EXERCISE DESCRIPTION:
Transcribe each line of the material as it is, and drop any picture.

[Stored data entries]
----

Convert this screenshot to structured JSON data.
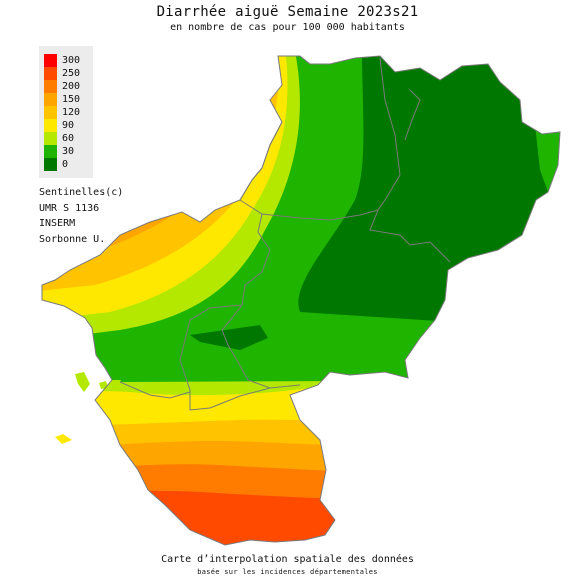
{
  "title": "Diarrhée aiguë Semaine 2023s21",
  "subtitle": "en nombre de cas pour 100 000 habitants",
  "legend": [
    {
      "label": "300",
      "color": "#ff0000"
    },
    {
      "label": "250",
      "color": "#ff4a00"
    },
    {
      "label": "200",
      "color": "#ff7c00"
    },
    {
      "label": "150",
      "color": "#ffa500"
    },
    {
      "label": "120",
      "color": "#ffc300"
    },
    {
      "label": "90",
      "color": "#ffe800"
    },
    {
      "label": "60",
      "color": "#b4e800"
    },
    {
      "label": "30",
      "color": "#1fb400"
    },
    {
      "label": "0",
      "color": "#007800"
    }
  ],
  "credits": [
    "Sentinelles(c)",
    "UMR S 1136",
    "INSERM",
    "Sorbonne U."
  ],
  "footer": {
    "line1": "Carte d’interpolation spatiale des données",
    "line2": "basée sur les incidences départementales"
  }
}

----

THE RESULT:
Convert this screenshot to structured JSON data.
{
  "title": "Diarrhée aiguë Semaine 2023s21",
  "subtitle": "en nombre de cas pour 100 000 habitants",
  "legend": [
    {
      "label": "300",
      "color": "#ff0000"
    },
    {
      "label": "250",
      "color": "#ff4a00"
    },
    {
      "label": "200",
      "color": "#ff7c00"
    },
    {
      "label": "150",
      "color": "#ffa500"
    },
    {
      "label": "120",
      "color": "#ffc300"
    },
    {
      "label": "90",
      "color": "#ffe800"
    },
    {
      "label": "60",
      "color": "#b4e800"
    },
    {
      "label": "30",
      "color": "#1fb400"
    },
    {
      "label": "0",
      "color": "#007800"
    }
  ],
  "credits": [
    "Sentinelles(c)",
    "UMR S 1136",
    "INSERM",
    "Sorbonne U."
  ],
  "footer": {
    "line1": "Carte d’interpolation spatiale des données",
    "line2": "basée sur les incidences départementales"
  }
}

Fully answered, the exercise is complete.